* Work to be completed:
Below are records; count the lines that contain "page" and give only the total.
____ Provided entries
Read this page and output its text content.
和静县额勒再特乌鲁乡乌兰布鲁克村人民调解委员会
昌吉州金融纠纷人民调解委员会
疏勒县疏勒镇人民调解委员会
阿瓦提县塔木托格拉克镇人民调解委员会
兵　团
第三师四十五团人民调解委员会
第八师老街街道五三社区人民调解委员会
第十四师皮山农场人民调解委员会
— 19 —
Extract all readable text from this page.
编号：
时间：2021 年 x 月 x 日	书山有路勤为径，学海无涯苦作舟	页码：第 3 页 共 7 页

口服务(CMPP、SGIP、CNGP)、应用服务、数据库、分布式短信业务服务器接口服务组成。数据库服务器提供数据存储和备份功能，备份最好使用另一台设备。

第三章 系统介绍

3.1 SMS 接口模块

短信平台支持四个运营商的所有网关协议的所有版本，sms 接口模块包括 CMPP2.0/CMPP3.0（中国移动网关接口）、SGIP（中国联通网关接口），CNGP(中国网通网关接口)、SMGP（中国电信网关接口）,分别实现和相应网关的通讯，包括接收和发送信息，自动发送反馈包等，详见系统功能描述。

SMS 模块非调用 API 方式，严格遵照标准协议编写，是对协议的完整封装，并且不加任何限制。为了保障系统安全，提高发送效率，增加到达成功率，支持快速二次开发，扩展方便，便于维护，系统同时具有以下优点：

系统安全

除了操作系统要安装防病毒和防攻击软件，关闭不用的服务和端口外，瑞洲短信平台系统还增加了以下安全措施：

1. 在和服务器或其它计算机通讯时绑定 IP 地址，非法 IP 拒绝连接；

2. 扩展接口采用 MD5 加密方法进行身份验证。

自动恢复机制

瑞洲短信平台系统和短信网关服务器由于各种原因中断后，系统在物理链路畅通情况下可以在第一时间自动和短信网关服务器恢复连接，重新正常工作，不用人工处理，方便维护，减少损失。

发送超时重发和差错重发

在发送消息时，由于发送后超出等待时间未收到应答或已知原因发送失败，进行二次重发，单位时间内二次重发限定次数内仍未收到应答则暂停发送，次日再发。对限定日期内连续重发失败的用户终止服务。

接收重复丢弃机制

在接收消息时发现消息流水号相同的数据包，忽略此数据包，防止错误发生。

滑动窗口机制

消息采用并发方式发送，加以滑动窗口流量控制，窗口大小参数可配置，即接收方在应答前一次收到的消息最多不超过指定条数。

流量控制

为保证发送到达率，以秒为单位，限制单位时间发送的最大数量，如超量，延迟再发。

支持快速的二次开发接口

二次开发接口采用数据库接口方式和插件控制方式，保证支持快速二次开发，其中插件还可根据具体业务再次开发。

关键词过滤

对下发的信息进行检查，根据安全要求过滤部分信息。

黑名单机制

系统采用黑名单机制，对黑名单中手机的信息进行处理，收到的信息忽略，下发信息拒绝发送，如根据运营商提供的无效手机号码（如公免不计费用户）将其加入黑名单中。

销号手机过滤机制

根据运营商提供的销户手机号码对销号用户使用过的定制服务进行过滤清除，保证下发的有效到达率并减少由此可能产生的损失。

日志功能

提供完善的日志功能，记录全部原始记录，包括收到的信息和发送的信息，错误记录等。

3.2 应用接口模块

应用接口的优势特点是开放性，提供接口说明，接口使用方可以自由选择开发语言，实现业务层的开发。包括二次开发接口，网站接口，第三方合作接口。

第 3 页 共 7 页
________
* Result below:
2